EXERCISE BRIEF
Examine the material below. Gather every line in which the string "this" appears.

Records from a collection of figures:

================

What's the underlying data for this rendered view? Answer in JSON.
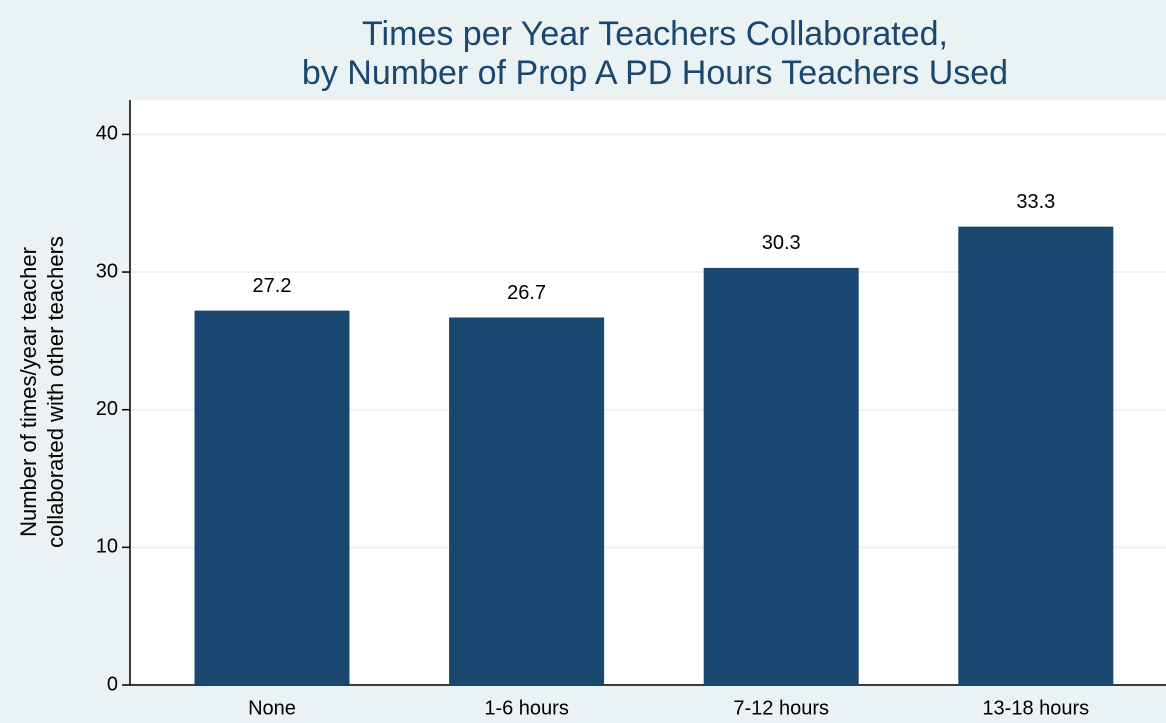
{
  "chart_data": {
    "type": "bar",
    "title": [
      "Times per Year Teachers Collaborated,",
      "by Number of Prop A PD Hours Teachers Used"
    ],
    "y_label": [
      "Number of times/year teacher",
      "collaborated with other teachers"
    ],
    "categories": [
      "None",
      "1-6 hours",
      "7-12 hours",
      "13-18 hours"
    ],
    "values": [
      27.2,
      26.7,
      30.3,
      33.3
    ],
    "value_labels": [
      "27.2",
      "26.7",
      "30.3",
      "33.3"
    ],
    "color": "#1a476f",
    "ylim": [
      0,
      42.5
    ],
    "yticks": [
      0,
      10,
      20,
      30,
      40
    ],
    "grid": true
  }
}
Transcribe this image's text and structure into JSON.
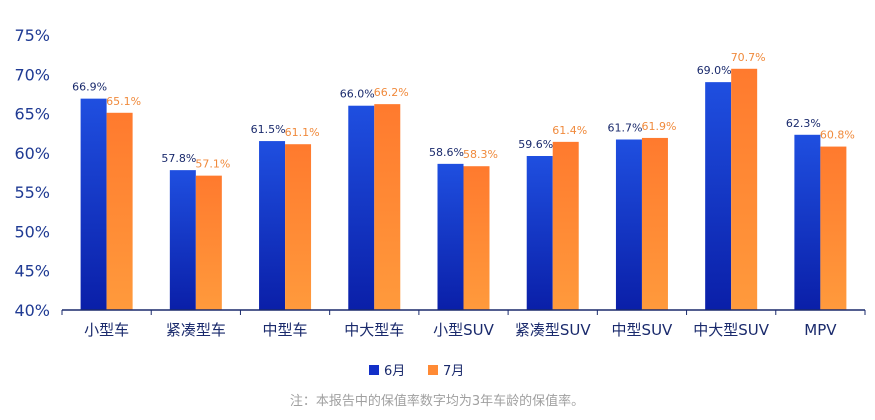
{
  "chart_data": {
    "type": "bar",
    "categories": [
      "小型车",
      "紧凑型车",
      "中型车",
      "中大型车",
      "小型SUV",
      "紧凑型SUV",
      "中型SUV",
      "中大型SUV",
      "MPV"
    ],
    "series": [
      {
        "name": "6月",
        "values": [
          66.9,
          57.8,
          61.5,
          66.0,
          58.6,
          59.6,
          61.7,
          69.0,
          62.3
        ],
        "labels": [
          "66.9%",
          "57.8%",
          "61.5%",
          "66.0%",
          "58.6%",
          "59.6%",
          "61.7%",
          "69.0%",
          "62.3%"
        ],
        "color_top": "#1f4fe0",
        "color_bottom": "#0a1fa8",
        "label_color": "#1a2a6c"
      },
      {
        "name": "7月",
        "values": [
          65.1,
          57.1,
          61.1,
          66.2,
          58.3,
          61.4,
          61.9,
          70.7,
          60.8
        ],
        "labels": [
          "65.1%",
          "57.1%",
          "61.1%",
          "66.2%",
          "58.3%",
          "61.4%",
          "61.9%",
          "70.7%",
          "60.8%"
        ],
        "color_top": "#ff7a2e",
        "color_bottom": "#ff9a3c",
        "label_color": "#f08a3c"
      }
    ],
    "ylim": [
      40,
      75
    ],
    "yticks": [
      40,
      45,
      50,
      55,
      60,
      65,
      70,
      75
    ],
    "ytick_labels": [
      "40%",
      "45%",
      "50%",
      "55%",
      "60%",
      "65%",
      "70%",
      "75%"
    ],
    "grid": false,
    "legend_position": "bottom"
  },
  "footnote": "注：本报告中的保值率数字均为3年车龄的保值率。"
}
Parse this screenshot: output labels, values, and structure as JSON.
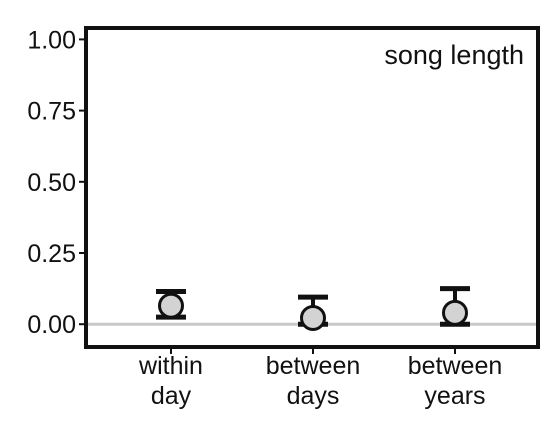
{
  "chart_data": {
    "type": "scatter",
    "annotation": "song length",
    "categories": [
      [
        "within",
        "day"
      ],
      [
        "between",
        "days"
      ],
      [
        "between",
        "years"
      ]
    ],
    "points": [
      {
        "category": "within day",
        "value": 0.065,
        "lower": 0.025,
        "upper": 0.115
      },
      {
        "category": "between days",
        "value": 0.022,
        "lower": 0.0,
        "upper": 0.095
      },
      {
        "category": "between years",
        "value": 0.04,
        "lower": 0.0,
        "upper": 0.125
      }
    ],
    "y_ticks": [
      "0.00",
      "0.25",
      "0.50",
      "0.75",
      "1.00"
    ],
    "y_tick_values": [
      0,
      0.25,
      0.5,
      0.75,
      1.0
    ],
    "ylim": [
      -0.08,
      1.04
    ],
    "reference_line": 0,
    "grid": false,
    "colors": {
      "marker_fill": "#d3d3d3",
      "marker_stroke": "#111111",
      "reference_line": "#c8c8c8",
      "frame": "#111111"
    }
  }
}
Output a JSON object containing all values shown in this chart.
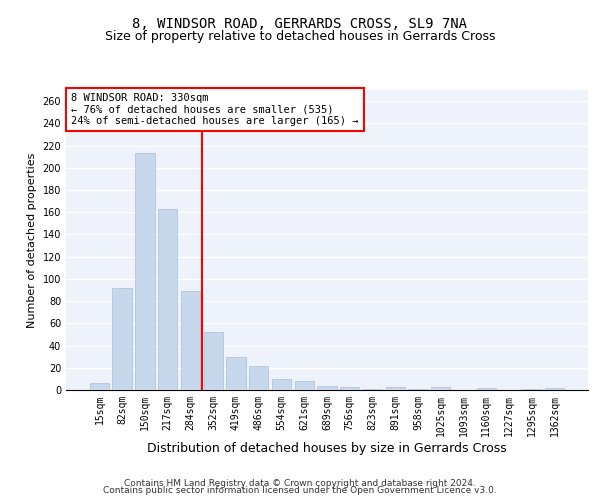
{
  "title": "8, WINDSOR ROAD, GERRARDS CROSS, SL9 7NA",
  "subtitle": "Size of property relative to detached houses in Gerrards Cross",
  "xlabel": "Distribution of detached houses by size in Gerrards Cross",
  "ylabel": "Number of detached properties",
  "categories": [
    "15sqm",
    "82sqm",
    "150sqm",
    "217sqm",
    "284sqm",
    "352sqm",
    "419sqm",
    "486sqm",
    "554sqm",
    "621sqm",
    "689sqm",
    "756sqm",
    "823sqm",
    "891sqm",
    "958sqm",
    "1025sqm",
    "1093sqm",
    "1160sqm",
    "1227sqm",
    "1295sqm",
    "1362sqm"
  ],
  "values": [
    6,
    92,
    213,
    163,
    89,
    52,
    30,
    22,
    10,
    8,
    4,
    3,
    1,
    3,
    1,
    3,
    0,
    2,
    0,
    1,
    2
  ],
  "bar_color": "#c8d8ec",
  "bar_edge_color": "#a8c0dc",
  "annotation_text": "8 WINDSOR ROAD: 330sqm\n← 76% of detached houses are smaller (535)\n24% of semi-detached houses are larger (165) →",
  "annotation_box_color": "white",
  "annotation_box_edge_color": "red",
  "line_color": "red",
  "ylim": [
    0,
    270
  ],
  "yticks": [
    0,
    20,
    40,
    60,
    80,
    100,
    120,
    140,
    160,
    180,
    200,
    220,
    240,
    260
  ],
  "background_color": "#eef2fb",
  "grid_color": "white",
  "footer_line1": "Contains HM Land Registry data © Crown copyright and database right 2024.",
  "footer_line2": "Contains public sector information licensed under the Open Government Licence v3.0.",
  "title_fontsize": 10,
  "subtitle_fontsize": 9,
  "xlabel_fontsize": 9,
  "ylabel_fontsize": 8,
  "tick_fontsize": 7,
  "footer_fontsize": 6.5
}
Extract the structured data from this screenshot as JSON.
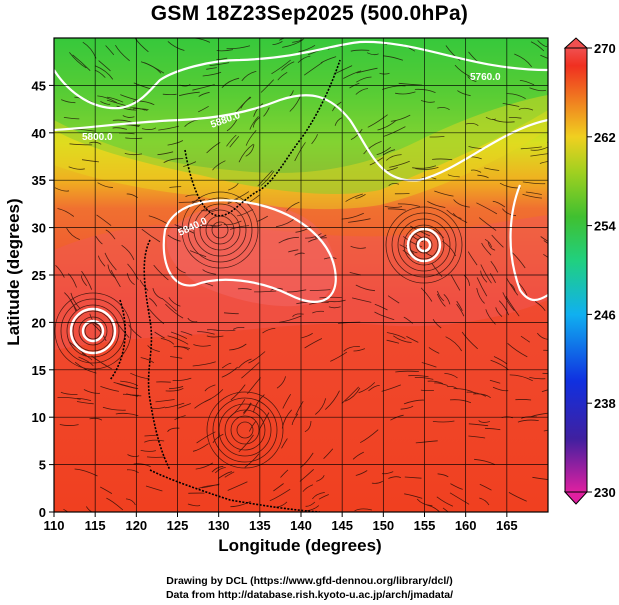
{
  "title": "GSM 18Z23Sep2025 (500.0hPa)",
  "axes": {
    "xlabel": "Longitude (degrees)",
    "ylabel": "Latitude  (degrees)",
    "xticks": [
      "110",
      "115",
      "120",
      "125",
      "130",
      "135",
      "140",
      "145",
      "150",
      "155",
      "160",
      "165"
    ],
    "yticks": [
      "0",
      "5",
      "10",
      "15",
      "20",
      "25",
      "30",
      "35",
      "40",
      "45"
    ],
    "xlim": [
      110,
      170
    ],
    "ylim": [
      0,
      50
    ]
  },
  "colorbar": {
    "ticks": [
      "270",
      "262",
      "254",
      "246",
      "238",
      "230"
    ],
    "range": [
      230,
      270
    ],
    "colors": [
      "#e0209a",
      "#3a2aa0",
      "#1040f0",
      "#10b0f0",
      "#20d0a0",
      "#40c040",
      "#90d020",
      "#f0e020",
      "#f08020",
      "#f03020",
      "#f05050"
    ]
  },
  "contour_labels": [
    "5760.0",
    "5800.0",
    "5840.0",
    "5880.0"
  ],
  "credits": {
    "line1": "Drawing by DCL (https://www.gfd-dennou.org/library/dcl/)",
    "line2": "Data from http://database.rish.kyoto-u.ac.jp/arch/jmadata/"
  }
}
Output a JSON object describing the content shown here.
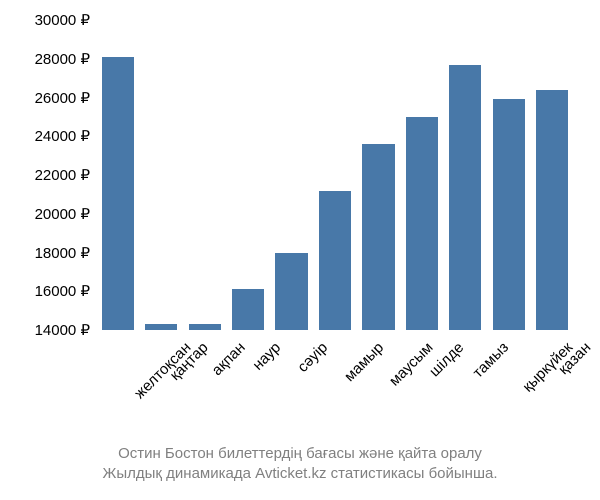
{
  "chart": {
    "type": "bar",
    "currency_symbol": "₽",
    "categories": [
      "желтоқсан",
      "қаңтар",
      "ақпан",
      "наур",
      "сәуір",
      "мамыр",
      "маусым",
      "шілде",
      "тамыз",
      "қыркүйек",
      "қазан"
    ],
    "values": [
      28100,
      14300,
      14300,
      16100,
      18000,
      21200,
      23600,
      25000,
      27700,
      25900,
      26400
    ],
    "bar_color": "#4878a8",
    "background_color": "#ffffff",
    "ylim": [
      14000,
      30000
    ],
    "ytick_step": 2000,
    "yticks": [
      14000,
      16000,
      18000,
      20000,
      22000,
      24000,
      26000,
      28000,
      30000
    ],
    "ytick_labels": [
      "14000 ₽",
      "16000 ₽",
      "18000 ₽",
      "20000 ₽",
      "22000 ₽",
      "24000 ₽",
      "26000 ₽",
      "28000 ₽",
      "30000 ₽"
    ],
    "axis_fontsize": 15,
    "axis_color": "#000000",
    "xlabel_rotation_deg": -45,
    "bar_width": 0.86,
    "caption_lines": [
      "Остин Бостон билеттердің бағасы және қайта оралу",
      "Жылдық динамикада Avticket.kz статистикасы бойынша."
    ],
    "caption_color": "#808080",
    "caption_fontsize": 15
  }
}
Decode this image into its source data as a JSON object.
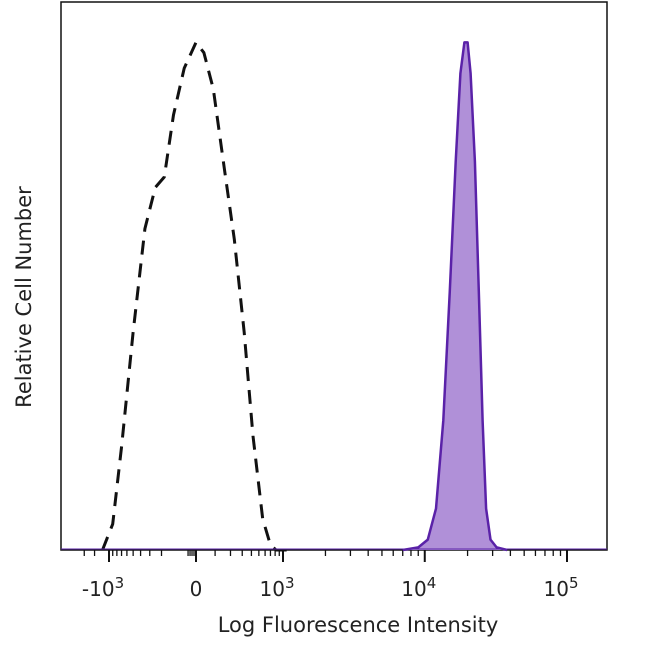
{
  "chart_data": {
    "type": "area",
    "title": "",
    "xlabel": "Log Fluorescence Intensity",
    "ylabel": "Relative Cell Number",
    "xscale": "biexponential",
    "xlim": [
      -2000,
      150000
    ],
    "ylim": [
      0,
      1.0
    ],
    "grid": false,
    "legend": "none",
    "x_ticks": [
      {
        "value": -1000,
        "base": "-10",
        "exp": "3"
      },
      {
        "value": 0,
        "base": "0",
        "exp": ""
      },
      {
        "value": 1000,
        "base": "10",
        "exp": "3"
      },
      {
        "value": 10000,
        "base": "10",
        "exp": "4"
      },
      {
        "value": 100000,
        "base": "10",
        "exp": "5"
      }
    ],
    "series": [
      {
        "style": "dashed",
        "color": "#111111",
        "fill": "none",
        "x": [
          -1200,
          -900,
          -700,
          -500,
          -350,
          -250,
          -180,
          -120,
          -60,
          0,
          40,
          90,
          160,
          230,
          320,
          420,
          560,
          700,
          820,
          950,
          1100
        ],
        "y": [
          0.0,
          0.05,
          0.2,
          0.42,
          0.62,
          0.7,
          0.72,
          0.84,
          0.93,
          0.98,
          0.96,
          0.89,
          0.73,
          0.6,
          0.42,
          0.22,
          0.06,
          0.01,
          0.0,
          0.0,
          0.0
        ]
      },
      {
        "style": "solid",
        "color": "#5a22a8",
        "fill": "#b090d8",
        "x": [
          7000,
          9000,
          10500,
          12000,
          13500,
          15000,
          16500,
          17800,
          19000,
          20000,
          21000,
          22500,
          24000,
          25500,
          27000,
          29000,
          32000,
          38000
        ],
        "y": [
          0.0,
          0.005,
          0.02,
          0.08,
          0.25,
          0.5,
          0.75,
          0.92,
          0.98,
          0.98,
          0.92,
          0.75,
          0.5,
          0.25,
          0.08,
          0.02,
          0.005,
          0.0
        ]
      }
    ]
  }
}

================

RESPONSE
What's the underlying data for this rendered view? Answer in JSON.
Transcribe this image's text and structure into JSON.
Parse this screenshot: output labels, values, and structure as JSON.
Output a JSON object containing all values shown in this chart.
Extract the structured data from this screenshot as JSON.
Decode this image into its source data as a JSON object.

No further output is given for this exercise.